►

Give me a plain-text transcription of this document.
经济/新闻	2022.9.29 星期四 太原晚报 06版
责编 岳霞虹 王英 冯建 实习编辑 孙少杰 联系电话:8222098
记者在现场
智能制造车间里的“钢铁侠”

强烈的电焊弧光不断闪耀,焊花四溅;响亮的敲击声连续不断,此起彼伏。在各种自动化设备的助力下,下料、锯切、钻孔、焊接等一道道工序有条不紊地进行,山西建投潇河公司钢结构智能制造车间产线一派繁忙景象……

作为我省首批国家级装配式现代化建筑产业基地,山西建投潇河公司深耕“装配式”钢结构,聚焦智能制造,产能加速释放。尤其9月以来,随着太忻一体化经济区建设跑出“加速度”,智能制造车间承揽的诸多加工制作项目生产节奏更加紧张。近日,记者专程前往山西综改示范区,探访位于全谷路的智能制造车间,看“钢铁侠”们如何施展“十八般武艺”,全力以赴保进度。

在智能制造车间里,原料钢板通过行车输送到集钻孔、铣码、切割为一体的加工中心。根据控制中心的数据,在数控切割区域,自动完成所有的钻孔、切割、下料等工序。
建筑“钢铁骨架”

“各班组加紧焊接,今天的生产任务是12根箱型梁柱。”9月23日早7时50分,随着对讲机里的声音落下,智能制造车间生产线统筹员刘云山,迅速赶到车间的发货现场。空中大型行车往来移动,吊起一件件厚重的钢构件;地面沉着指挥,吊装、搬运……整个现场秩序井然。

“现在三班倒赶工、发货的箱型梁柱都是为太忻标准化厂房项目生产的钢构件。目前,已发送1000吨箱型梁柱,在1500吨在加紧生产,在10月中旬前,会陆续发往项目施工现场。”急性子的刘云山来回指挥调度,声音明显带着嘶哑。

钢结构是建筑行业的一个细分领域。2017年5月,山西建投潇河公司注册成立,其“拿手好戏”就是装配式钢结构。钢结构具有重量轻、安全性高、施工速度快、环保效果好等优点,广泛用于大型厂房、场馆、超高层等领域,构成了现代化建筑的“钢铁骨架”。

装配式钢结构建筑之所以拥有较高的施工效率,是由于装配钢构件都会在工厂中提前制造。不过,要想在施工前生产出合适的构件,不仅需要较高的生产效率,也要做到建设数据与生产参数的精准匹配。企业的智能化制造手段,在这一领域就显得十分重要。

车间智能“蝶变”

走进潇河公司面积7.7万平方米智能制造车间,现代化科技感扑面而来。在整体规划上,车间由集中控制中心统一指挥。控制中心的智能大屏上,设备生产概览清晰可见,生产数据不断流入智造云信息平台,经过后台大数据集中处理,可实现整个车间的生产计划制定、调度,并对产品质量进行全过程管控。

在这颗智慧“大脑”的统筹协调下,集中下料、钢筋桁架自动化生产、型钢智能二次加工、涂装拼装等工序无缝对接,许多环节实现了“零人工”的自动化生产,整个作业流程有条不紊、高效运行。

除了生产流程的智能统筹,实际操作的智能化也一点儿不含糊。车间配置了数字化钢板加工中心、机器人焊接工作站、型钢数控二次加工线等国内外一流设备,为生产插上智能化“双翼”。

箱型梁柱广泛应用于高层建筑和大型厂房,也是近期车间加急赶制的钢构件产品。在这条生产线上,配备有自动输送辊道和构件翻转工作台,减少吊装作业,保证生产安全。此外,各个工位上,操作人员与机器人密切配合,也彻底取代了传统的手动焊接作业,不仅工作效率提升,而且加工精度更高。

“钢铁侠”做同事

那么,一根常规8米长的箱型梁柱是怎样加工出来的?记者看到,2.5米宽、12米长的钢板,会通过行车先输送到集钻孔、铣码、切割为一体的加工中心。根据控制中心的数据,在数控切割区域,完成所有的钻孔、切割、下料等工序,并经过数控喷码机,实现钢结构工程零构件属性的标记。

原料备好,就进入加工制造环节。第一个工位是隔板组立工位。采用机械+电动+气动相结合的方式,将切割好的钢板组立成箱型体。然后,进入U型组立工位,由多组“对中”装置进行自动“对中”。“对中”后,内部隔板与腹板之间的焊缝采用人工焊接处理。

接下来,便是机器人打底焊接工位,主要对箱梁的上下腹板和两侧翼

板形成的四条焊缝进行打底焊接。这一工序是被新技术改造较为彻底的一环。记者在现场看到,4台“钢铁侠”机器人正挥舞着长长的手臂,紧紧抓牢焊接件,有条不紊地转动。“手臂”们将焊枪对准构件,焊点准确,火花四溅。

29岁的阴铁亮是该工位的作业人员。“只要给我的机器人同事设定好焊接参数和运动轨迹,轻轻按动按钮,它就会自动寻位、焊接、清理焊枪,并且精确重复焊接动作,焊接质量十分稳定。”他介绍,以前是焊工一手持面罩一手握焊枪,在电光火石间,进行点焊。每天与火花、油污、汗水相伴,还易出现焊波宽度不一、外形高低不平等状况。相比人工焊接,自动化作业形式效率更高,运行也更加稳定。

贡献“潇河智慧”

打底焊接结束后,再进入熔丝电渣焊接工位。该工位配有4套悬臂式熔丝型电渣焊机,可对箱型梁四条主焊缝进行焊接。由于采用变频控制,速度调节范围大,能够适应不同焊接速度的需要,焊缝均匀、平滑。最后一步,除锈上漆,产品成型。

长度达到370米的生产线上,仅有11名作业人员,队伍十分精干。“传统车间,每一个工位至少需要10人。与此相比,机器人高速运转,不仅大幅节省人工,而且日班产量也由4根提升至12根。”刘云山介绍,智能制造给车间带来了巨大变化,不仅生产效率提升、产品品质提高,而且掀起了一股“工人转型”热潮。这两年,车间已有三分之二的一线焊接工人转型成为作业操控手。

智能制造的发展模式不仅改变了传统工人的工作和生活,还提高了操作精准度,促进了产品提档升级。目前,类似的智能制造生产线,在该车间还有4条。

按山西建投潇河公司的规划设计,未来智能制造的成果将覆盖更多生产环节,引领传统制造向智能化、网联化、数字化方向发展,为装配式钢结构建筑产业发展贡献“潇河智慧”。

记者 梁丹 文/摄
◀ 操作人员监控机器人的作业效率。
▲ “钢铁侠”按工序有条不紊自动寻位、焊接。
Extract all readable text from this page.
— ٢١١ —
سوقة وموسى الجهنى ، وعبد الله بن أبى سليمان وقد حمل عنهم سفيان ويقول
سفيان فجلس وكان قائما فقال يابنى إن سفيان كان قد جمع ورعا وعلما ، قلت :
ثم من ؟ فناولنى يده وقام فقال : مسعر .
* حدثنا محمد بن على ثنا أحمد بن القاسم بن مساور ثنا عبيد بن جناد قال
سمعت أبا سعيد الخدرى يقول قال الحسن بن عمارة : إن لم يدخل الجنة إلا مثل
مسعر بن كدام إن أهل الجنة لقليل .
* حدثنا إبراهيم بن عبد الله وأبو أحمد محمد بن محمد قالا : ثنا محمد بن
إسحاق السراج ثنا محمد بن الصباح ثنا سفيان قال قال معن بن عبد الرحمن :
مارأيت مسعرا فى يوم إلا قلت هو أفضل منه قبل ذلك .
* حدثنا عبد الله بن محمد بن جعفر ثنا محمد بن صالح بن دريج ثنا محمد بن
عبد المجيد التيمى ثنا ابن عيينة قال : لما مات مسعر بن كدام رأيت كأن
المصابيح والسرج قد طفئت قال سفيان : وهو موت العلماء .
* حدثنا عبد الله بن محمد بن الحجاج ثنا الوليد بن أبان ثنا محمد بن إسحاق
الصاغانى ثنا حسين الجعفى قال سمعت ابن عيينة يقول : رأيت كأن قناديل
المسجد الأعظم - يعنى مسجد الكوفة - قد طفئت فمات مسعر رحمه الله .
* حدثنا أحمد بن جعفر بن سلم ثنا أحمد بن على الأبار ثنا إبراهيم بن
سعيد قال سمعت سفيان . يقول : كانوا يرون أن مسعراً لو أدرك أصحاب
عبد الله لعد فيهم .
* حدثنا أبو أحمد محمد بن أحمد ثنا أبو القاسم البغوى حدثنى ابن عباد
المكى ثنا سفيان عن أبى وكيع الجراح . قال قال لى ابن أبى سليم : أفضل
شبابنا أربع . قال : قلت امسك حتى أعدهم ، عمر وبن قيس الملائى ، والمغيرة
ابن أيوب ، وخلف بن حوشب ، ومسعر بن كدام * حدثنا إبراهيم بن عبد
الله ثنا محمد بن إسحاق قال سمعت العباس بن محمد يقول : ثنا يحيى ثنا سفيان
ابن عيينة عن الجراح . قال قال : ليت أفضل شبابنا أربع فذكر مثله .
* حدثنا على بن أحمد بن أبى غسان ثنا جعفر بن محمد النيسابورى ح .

◄

**YOUR INSTRUCTIONS**
Your task is to pick out every line with the string "الجراح" and copy it.

**FINAL RESULT**
المكى ثنا سفيان عن أبى وكيع الجراح . قال قال لى ابن أبى سليم : أفضل
ابن عيينة عن الجراح . قال قال : ليت أفضل شبابنا أربع فذكر مثله .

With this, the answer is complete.